STATED TASK A: Return the records word for word, from their first line up to and including the line with "series-line-1-branch-1: [94, 83, 507, 368]".

QUOTED PASSAGE:
[start]
There are many ways to manage software (e.g. modules, conda) but using containers in Nextflow is best practice. Containers package a tool together with its software environment so that everyone runs the same tool, same version, and same dependencies, regardless of where the workflow is executed.

For bioinformatics, recommend learners use Singularity (widely supported on HPC systems) and BioContainers hosted on quay.io, which provides pre-built containers for thousands of tools and is supported by Nextflow, nf-core, and Galaxy.

2.2 Samplesheets, operators, and Groovy

This lesson introduces structured inputs via a samplesheet and the use of operators to reshape channel data. Operators are often one of the hardest concepts for Nextflow beginners — focus on the why, not the mechanics.

• Emphasise that operators exist to transform input data into the exact structure required by the next process
• Learners do not need to memorise operators — they need to understand that processes expect inputs in a specific format and operators are how you get data into that format
• Use .view() frequently to show learners what channel contents look like before and after an operator is applied

Tuples: grouping related data

Tuples are introduced to group related pieces of information together (e.g. sample name + file paths) and prevent accidental mixing of files and metadata. At this stage, focus on the why, not the mechanics.

More tuple usage will be visited in later lessons.

Development and debugging best practices

Use this lesson to model real-world Nextflow development habits:

• Encourage frequent use of .view() to inspect channel outputs
• Encourage regular use of -resume to avoid re-running completed steps
• Normalise frequent and fast iteration when learners develop their own pipelines

2.3 Multiple process inputs

This lesson applies the process-chaining concepts from Lesson 1.7 to a bioinformatics use case. Learners extend their workflow by defining a process that accepts multiple inputs and wiring it to upstream processes.

One key concept to clarify is when inputs should be grouped in a single tuple versus kept as separate inputs:

• Keep files, values, and metadata together in a tuple if they must travel together (e.g. sample ID + paired FASTQs)
[end]
STATED TASK B: Summarize the Nextflow teaching notes in two sentences.

DATA:
[start]
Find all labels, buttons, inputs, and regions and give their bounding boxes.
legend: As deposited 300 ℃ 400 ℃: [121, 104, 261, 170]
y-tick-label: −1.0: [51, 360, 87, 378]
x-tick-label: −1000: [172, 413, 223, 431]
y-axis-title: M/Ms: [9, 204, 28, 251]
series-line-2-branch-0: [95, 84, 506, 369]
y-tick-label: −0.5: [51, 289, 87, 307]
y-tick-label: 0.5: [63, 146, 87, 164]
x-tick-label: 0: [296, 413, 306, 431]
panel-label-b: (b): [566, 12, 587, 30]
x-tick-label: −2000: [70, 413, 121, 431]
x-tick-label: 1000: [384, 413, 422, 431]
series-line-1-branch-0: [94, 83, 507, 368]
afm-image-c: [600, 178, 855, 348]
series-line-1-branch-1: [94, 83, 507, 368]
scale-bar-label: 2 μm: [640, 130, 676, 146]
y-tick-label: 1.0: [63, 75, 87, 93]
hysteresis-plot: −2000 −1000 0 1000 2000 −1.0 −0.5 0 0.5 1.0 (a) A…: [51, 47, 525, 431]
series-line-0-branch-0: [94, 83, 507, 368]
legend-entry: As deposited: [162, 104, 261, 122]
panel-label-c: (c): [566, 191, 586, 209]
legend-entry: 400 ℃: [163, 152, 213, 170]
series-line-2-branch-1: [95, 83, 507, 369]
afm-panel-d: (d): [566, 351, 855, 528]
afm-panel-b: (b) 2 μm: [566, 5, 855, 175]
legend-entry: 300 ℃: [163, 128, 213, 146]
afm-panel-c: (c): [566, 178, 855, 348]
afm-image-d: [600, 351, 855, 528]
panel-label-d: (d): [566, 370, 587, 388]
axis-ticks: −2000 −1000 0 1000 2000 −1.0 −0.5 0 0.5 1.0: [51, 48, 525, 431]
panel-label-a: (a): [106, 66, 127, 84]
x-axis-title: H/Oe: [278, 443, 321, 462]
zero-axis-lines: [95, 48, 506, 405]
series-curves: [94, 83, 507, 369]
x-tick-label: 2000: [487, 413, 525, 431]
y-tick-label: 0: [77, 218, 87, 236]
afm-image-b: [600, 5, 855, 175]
[end]
RIGHT ANSWER A:
Find all labels, buttons, inputs, and regions and give their bounding boxes.
legend: As deposited 300 ℃ 400 ℃: [121, 104, 261, 170]
y-tick-label: −1.0: [51, 360, 87, 378]
x-tick-label: −1000: [172, 413, 223, 431]
y-axis-title: M/Ms: [9, 204, 28, 251]
series-line-2-branch-0: [95, 84, 506, 369]
y-tick-label: −0.5: [51, 289, 87, 307]
y-tick-label: 0.5: [63, 146, 87, 164]
x-tick-label: 0: [296, 413, 306, 431]
panel-label-b: (b): [566, 12, 587, 30]
x-tick-label: −2000: [70, 413, 121, 431]
x-tick-label: 1000: [384, 413, 422, 431]
series-line-1-branch-0: [94, 83, 507, 368]
afm-image-c: [600, 178, 855, 348]
series-line-1-branch-1: [94, 83, 507, 368]

RIGHT ANSWER B: Using containers is best practice for managing software in Nextflow, and for bioinformatics learners should be pointed to Singularity and the BioContainers hosted on quay.io. The notes advise teaching operators and tuples by focusing on why they are used rather than their mechanics, encouraging frequent use of .view() and -resume, and clarifying when inputs belong in a single tuple versus separate inputs.